▶ Problem description: Find the lines holding the string "text" in the data, then copy all of them.

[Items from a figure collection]
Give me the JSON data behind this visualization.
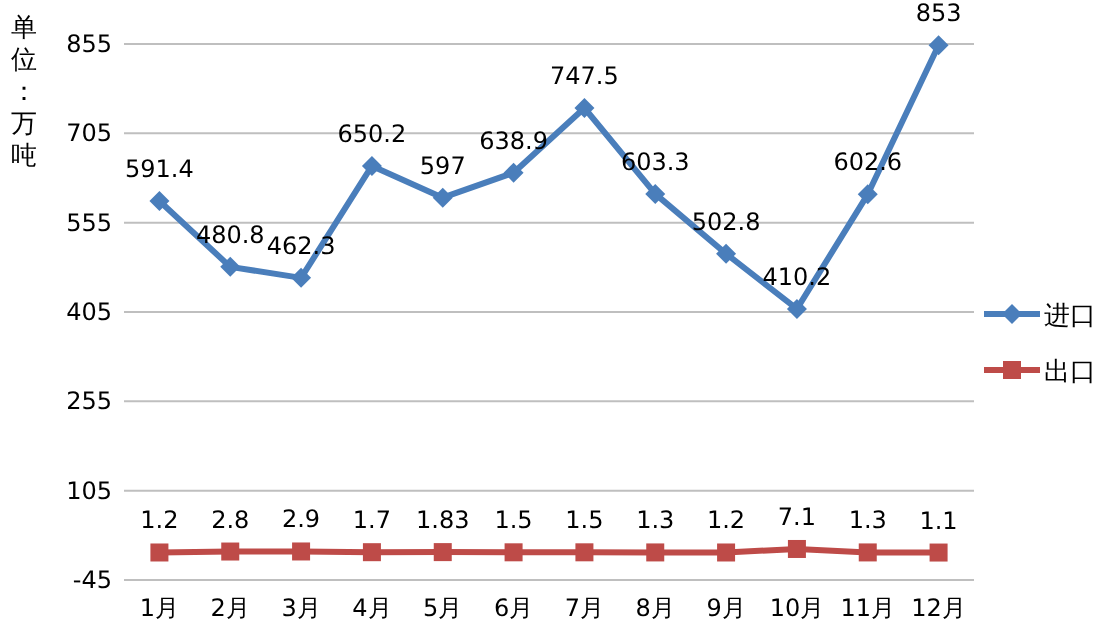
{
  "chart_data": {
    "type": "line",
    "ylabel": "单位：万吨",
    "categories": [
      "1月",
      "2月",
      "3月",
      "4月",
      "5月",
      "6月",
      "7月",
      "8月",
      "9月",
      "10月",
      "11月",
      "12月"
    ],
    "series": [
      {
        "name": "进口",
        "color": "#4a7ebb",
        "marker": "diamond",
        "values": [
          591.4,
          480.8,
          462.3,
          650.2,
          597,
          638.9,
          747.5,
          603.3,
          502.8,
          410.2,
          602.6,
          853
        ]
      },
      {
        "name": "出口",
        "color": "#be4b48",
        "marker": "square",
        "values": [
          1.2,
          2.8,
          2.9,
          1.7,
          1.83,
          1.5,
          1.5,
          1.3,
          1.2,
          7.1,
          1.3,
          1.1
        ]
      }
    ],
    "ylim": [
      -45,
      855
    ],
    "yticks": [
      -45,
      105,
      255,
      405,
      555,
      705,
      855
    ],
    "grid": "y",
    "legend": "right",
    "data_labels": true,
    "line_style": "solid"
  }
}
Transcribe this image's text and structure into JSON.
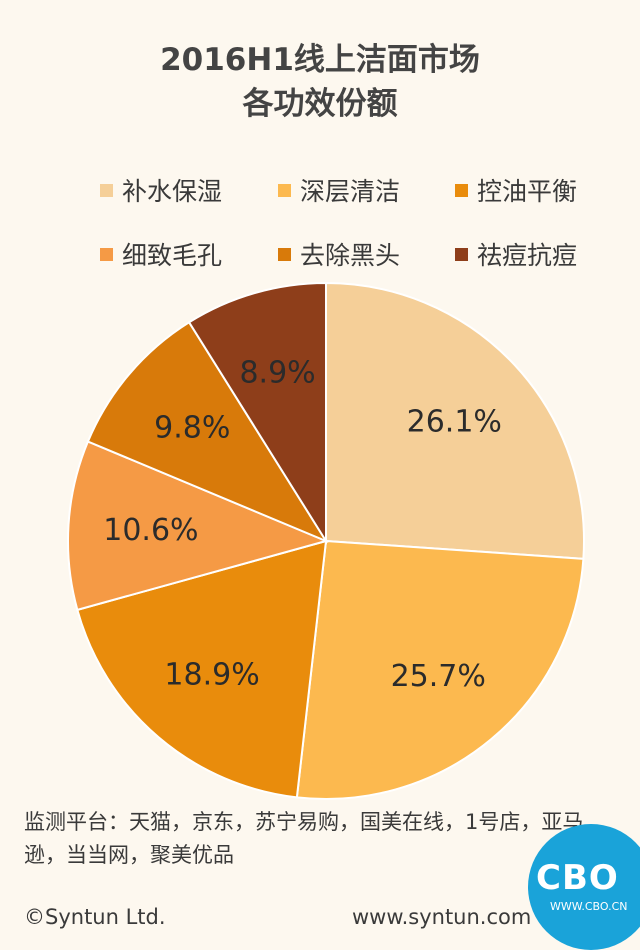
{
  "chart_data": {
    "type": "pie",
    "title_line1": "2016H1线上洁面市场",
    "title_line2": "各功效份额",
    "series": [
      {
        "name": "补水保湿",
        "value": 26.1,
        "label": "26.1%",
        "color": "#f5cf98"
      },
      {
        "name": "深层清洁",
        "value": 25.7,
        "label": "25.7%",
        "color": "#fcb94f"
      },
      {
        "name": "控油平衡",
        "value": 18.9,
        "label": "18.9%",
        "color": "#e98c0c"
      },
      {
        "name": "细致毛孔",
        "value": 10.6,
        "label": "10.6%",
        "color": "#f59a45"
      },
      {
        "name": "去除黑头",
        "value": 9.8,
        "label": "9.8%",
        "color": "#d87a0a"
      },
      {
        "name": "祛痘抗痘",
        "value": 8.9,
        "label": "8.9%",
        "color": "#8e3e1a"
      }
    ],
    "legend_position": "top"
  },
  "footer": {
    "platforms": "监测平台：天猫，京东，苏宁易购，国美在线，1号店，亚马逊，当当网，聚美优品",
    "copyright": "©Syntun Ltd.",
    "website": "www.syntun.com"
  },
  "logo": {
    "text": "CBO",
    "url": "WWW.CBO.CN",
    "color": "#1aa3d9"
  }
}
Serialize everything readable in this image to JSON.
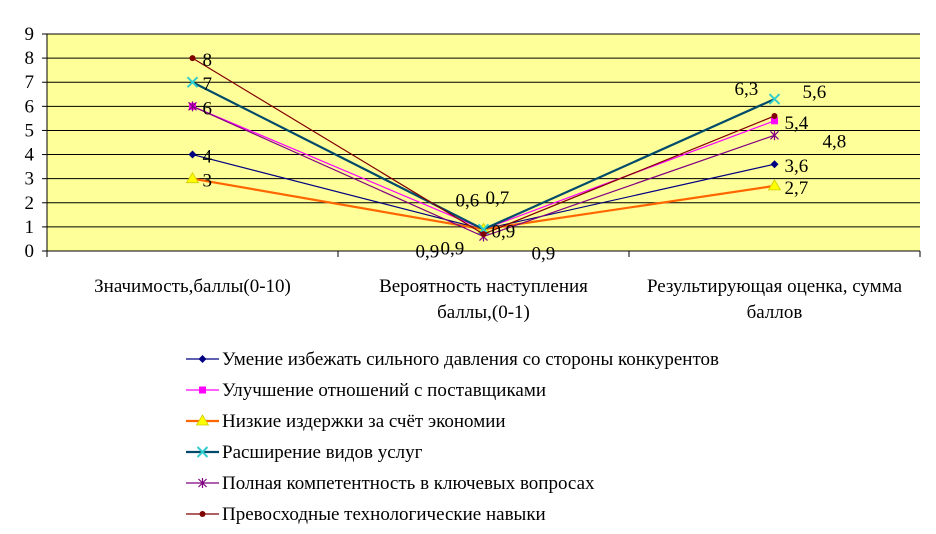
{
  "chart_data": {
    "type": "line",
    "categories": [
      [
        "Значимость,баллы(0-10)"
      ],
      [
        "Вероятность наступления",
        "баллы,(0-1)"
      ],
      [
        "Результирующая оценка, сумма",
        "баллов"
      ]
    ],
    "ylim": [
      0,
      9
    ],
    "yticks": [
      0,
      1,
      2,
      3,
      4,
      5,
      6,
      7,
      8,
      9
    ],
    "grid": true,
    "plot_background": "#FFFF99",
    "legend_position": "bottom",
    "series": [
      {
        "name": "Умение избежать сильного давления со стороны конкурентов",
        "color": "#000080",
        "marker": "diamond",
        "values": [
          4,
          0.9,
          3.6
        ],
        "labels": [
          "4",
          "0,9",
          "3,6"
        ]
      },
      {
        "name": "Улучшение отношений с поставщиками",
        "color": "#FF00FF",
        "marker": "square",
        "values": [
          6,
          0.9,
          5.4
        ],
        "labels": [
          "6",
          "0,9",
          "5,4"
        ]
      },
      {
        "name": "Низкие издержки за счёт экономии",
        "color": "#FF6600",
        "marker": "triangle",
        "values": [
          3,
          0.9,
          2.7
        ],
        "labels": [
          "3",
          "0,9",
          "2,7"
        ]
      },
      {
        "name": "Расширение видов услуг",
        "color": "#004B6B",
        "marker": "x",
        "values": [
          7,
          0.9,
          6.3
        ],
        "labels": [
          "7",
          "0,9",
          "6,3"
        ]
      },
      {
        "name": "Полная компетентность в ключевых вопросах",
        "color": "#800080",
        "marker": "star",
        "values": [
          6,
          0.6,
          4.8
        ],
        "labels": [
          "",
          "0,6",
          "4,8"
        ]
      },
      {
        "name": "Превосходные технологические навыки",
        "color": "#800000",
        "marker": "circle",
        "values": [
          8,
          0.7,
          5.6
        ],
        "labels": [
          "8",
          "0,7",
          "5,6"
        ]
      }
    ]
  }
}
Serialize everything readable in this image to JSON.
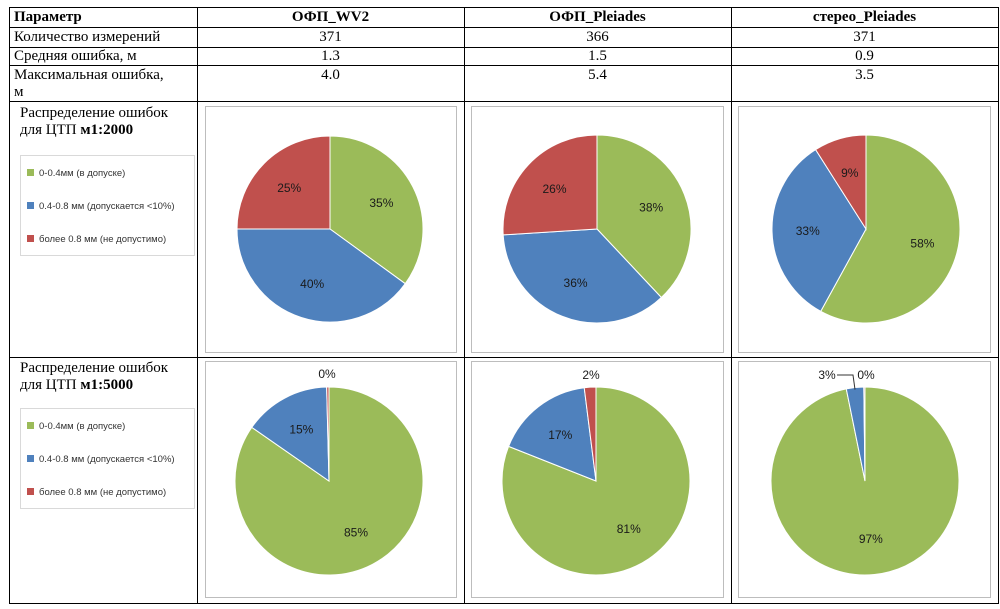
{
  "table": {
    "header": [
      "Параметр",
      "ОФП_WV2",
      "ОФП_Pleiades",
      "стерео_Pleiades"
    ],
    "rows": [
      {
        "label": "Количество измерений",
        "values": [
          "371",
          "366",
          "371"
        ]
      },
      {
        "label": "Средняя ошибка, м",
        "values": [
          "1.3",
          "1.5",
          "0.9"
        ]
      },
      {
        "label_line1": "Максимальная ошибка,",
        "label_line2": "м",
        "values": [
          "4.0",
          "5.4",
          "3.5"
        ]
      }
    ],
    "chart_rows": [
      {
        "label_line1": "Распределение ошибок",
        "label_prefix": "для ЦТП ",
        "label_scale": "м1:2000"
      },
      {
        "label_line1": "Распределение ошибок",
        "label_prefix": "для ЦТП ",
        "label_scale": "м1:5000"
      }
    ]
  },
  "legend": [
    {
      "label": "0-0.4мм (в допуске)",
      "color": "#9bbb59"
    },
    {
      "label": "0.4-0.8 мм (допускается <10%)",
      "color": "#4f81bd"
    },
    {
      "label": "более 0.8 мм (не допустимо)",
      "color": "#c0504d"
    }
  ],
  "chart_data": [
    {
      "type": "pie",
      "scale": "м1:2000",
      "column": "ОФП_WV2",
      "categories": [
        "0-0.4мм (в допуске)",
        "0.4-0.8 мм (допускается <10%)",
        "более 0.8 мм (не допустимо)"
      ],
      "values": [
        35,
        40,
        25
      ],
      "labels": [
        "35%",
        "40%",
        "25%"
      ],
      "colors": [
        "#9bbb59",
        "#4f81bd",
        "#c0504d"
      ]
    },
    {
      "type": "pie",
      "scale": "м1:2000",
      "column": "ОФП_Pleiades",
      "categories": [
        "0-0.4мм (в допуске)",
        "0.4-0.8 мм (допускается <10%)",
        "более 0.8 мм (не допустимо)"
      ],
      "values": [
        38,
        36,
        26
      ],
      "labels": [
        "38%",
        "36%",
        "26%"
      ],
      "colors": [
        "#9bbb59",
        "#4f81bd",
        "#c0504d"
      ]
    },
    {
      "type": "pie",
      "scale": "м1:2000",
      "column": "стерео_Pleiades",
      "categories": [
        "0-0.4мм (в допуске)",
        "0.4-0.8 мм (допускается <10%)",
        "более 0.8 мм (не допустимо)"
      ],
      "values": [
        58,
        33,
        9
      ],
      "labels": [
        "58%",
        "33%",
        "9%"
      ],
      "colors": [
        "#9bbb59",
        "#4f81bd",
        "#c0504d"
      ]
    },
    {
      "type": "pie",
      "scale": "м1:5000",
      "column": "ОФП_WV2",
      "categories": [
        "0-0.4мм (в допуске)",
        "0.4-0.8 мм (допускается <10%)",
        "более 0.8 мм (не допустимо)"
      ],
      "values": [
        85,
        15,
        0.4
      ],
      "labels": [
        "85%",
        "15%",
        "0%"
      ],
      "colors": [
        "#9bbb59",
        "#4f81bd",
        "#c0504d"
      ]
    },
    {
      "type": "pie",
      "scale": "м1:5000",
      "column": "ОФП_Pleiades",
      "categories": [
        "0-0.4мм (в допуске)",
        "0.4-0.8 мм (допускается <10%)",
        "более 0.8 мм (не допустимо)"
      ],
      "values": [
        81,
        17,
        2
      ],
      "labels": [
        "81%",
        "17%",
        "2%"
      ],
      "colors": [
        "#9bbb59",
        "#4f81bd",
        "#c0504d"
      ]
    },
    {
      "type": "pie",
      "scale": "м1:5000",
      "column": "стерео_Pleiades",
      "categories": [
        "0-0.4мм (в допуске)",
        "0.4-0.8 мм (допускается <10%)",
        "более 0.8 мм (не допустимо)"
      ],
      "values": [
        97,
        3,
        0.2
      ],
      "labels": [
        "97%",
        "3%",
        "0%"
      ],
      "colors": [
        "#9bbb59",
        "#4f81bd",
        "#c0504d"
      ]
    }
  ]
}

▶ Correct response:
Transcribe this image's text and structure into JSON.
    "text": "CBO",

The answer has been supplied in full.